What you will do:
Every entry here needs to be repeated exactly.

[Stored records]
__________

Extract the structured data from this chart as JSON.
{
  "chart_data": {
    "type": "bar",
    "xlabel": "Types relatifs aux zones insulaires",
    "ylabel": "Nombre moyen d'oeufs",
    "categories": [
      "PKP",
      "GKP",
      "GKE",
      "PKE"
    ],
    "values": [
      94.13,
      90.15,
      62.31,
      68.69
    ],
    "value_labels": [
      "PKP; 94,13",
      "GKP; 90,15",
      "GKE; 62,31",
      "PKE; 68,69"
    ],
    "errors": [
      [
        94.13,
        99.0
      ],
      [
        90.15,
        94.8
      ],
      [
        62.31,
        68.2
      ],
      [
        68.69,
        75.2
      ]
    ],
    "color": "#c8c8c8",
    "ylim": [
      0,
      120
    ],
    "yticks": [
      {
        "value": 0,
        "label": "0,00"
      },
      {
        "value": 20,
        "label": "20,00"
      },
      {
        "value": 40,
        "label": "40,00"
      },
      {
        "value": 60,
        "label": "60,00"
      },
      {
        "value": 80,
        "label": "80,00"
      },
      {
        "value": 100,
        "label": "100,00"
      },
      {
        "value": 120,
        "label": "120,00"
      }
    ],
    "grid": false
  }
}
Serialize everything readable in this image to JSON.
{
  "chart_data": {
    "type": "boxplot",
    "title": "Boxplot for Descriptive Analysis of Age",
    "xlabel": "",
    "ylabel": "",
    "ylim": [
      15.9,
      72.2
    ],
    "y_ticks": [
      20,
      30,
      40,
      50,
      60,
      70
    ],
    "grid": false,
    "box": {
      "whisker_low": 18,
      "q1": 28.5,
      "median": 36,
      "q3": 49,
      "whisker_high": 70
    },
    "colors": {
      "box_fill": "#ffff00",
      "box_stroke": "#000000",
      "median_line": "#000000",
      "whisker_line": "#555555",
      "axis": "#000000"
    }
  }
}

__________

Task solution:
Extract the structured data from this chart as JSON.
{
  "chart_data": {
    "type": "bar",
    "xlabel": "Types relatifs aux zones insulaires",
    "ylabel": "Nombre moyen d'oeufs",
    "categories": [
      "PKP",
      "GKP",
      "GKE",
      "PKE"
    ],
    "values": [
      94.13,
      90.15,
      62.31,
      68.69
    ],
    "value_labels": [
      "PKP; 94,13",
      "GKP; 90,15",
      "GKE; 62,31",
      "PKE; 68,69"
    ],
    "errors": [
      [
        94.13,
        99.0
      ],
      [
        90.15,
        94.8
      ],
      [
        62.31,
        68.2
      ],
      [
        68.69,
        75.2
      ]
    ],
    "color": "#c8c8c8",
    "ylim": [
      0,
      120
    ],
    "yticks": [
      {
        "value": 0,
        "label": "0,00"
      },
      {
        "value": 20,
        "label": "20,00"
      },
      {
        "value": 40,
        "label": "40,00"
      },
      {
        "value": 60,
        "label": "60,00"
      },
      {
        "value": 80,
        "label": "80,00"
      },
      {
        "value": 100,
        "label": "100,00"
      },
      {
        "value": 120,
        "label": "120,00"
      }
    ],
    "grid": false
  }
}
Serialize everything readable in this image to JSON.
{
  "chart_data": {
    "type": "boxplot",
    "title": "Boxplot for Descriptive Analysis of Age",
    "xlabel": "",
    "ylabel": "",
    "ylim": [
      15.9,
      72.2
    ],
    "y_ticks": [
      20,
      30,
      40,
      50,
      60,
      70
    ],
    "grid": false,
    "box": {
      "whisker_low": 18,
      "q1": 28.5,
      "median": 36,
      "q3": 49,
      "whisker_high": 70
    },
    "colors": {
      "box_fill": "#ffff00",
      "box_stroke": "#000000",
      "median_line": "#000000",
      "whisker_line": "#555555",
      "axis": "#000000"
    }
  }
}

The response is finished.